> **WHAT IS ASKED**
Return, character for character, the lines from the one bearing "Read this page and output its text content." through the end of the material. Omit everything before that line.

>> start GIVEN RECORDS

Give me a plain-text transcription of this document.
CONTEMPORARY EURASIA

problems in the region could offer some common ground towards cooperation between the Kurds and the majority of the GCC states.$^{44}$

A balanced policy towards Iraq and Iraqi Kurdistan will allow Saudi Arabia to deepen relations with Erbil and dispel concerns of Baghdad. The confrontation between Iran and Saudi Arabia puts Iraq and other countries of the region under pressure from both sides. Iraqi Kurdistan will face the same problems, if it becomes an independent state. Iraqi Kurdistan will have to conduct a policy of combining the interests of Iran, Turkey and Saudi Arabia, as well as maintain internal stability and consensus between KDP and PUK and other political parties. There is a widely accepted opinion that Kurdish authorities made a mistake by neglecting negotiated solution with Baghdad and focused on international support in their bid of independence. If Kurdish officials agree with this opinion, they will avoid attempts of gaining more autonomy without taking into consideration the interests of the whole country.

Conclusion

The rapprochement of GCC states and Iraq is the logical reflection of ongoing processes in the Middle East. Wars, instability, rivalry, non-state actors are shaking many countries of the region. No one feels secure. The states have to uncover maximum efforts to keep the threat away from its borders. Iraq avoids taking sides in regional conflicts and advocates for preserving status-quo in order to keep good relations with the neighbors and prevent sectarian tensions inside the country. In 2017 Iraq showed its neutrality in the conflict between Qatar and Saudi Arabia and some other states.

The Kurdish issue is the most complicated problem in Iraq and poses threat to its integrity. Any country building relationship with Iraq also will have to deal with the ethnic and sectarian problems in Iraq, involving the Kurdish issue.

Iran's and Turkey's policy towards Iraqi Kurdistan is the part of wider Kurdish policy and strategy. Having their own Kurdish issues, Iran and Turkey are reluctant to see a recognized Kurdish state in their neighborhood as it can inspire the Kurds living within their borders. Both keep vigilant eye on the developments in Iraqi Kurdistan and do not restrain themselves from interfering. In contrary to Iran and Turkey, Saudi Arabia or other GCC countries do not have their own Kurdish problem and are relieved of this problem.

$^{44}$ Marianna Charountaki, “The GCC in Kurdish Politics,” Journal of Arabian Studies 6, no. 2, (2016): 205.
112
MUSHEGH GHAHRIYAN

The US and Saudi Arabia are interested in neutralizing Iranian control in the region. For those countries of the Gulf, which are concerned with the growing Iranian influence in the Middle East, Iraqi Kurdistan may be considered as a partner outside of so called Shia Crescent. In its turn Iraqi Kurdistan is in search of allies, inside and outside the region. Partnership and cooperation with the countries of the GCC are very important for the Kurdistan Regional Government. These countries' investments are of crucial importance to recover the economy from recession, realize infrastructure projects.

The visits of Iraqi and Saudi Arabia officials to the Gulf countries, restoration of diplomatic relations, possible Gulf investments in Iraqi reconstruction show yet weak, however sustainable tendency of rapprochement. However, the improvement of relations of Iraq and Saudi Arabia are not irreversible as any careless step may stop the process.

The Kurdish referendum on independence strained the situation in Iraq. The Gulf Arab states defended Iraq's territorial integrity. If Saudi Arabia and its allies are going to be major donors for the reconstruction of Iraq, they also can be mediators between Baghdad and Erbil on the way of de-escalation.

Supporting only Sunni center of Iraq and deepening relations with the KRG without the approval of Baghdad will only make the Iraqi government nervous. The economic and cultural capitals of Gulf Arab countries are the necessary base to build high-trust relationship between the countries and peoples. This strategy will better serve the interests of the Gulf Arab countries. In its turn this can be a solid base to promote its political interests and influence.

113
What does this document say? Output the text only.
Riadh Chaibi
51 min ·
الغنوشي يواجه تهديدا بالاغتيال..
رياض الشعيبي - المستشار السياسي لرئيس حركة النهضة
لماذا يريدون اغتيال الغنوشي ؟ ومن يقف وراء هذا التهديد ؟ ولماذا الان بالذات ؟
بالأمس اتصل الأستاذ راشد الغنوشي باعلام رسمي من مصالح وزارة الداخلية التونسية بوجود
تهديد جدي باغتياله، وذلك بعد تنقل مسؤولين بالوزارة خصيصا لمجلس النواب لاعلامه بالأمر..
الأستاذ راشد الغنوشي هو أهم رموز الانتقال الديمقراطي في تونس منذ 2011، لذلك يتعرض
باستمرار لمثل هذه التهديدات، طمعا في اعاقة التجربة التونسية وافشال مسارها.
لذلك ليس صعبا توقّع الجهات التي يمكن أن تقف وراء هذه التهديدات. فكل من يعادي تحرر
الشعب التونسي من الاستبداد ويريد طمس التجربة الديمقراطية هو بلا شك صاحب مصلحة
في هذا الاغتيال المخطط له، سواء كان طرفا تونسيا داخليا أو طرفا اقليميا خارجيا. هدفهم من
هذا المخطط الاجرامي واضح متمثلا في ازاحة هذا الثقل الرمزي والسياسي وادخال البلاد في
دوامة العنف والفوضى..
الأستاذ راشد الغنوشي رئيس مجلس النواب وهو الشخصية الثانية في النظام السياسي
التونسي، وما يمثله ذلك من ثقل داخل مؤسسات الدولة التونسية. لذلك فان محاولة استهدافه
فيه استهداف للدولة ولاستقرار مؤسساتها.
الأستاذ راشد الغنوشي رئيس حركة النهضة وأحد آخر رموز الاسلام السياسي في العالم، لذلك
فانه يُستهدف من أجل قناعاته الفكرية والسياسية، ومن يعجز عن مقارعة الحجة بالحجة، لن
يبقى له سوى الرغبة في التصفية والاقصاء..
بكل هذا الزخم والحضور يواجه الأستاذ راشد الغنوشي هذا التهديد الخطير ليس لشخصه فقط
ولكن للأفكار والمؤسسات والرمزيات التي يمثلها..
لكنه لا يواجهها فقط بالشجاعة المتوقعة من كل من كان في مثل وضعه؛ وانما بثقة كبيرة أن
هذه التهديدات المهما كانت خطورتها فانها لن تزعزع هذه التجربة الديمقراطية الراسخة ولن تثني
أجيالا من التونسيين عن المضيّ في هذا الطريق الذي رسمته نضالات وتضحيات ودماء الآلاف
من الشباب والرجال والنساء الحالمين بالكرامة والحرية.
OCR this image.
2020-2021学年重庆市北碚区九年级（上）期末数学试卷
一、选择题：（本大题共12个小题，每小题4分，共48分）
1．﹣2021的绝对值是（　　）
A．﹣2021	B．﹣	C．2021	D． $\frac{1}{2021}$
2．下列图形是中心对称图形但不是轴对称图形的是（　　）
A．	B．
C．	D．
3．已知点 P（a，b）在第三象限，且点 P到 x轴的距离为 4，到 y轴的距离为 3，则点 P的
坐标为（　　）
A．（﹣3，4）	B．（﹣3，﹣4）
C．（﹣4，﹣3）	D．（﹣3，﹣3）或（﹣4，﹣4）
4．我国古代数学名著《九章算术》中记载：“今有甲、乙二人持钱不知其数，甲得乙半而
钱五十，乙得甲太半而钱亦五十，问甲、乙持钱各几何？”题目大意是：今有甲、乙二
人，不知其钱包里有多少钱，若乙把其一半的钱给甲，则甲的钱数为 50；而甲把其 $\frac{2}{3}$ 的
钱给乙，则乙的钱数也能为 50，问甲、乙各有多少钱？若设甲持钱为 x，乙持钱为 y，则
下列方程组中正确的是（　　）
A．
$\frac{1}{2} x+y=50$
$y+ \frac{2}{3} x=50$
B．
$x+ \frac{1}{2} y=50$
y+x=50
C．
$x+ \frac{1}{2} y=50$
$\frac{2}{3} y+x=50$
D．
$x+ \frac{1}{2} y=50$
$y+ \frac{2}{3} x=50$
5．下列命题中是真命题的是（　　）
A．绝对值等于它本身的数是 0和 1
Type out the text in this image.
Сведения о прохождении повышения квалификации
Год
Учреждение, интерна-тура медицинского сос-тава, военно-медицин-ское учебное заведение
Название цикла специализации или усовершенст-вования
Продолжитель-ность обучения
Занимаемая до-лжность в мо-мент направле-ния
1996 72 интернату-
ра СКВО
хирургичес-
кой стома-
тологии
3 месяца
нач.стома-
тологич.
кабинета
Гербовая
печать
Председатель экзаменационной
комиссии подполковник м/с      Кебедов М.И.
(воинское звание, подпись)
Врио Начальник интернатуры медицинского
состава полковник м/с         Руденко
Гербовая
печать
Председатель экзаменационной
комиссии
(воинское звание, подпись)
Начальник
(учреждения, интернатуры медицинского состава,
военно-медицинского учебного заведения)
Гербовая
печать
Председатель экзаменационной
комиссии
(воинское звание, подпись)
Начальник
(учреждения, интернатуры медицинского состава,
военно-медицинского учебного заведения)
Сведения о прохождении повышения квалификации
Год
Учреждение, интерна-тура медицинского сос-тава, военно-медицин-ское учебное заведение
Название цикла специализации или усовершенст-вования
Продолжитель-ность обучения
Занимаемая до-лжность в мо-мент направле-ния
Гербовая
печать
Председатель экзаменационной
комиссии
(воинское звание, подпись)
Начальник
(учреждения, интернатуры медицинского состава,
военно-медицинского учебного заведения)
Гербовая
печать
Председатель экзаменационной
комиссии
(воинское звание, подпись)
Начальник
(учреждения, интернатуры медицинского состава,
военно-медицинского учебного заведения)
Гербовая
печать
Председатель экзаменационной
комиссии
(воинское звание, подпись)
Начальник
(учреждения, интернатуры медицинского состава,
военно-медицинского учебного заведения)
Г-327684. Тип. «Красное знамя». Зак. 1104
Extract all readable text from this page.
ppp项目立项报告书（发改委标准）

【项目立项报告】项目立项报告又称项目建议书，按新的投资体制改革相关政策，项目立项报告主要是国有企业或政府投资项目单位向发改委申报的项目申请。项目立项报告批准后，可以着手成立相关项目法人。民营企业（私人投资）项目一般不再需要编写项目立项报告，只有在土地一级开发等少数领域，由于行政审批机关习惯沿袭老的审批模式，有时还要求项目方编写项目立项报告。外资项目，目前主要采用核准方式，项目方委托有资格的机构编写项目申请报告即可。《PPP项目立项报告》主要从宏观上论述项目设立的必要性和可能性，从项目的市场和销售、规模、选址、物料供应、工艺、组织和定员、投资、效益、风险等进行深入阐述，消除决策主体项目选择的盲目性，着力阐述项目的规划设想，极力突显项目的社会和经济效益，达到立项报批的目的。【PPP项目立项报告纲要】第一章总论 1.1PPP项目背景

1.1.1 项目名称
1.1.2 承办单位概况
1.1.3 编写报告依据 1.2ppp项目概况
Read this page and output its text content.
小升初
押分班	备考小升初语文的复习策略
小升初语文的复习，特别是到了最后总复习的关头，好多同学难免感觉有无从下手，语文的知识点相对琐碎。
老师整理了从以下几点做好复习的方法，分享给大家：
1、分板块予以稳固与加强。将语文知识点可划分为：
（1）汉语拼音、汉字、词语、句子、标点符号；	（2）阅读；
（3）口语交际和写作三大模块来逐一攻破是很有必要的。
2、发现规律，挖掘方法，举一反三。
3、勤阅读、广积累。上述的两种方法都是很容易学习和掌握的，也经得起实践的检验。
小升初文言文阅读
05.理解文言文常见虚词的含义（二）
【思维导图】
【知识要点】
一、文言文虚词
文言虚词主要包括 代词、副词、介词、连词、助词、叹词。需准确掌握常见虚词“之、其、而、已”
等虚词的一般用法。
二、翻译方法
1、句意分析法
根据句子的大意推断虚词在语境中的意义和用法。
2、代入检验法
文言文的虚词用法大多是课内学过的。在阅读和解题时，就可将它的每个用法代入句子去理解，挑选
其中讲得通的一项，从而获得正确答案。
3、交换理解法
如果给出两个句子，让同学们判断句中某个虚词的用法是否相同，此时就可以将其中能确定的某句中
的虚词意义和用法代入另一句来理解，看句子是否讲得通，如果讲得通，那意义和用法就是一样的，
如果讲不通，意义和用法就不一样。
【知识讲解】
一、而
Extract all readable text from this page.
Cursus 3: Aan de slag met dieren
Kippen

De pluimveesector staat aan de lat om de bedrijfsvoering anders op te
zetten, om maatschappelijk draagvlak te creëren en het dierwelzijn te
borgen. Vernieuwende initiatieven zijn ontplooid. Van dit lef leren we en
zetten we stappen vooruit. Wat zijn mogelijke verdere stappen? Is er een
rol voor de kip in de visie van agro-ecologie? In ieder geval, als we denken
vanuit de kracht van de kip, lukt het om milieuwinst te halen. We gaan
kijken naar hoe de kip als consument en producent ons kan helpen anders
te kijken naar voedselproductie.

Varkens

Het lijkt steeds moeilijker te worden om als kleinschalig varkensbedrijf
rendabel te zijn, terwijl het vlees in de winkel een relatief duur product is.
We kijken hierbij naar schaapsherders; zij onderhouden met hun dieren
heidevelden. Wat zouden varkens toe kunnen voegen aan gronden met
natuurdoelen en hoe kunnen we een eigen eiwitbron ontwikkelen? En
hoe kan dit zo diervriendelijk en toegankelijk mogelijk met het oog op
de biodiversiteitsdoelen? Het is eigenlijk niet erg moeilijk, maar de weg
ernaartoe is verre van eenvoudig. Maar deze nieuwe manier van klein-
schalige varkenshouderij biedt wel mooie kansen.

>> end GIVEN RECORDS

> **FINISHED TASK**
Read this page and output its text content.
小升初
押分班	备考小升初语文的复习策略
小升初语文的复习，特别是到了最后总复习的关头，好多同学难免感觉有无从下手，语文的知识点相对琐碎。
老师整理了从以下几点做好复习的方法，分享给大家：
1、分板块予以稳固与加强。将语文知识点可划分为：
（1）汉语拼音、汉字、词语、句子、标点符号；	（2）阅读；
（3）口语交际和写作三大模块来逐一攻破是很有必要的。
2、发现规律，挖掘方法，举一反三。
3、勤阅读、广积累。上述的两种方法都是很容易学习和掌握的，也经得起实践的检验。
小升初文言文阅读
05.理解文言文常见虚词的含义（二）
【思维导图】
【知识要点】
一、文言文虚词
文言虚词主要包括 代词、副词、介词、连词、助词、叹词。需准确掌握常见虚词“之、其、而、已”
等虚词的一般用法。
二、翻译方法
1、句意分析法
根据句子的大意推断虚词在语境中的意义和用法。
2、代入检验法
文言文的虚词用法大多是课内学过的。在阅读和解题时，就可将它的每个用法代入句子去理解，挑选
其中讲得通的一项，从而获得正确答案。
3、交换理解法
如果给出两个句子，让同学们判断句中某个虚词的用法是否相同，此时就可以将其中能确定的某句中
的虚词意义和用法代入另一句来理解，看句子是否讲得通，如果讲得通，那意义和用法就是一样的，
如果讲不通，意义和用法就不一样。
【知识讲解】
一、而
Extract all readable text from this page.
Cursus 3: Aan de slag met dieren
Kippen

De pluimveesector staat aan de lat om de bedrijfsvoering anders op te
zetten, om maatschappelijk draagvlak te creëren en het dierwelzijn te
borgen. Vernieuwende initiatieven zijn ontplooid. Van dit lef leren we en
zetten we stappen vooruit. Wat zijn mogelijke verdere stappen? Is er een
rol voor de kip in de visie van agro-ecologie? In ieder geval, als we denken
vanuit de kracht van de kip, lukt het om milieuwinst te halen. We gaan
kijken naar hoe de kip als consument en producent ons kan helpen anders
te kijken naar voedselproductie.

Varkens

Het lijkt steeds moeilijker te worden om als kleinschalig varkensbedrijf
rendabel te zijn, terwijl het vlees in de winkel een relatief duur product is.
We kijken hierbij naar schaapsherders; zij onderhouden met hun dieren
heidevelden. Wat zouden varkens toe kunnen voegen aan gronden met
natuurdoelen en hoe kunnen we een eigen eiwitbron ontwikkelen? En
hoe kan dit zo diervriendelijk en toegankelijk mogelijk met het oog op
de biodiversiteitsdoelen? Het is eigenlijk niet erg moeilijk, maar de weg
ernaartoe is verre van eenvoudig. Maar deze nieuwe manier van klein-
schalige varkenshouderij biedt wel mooie kansen.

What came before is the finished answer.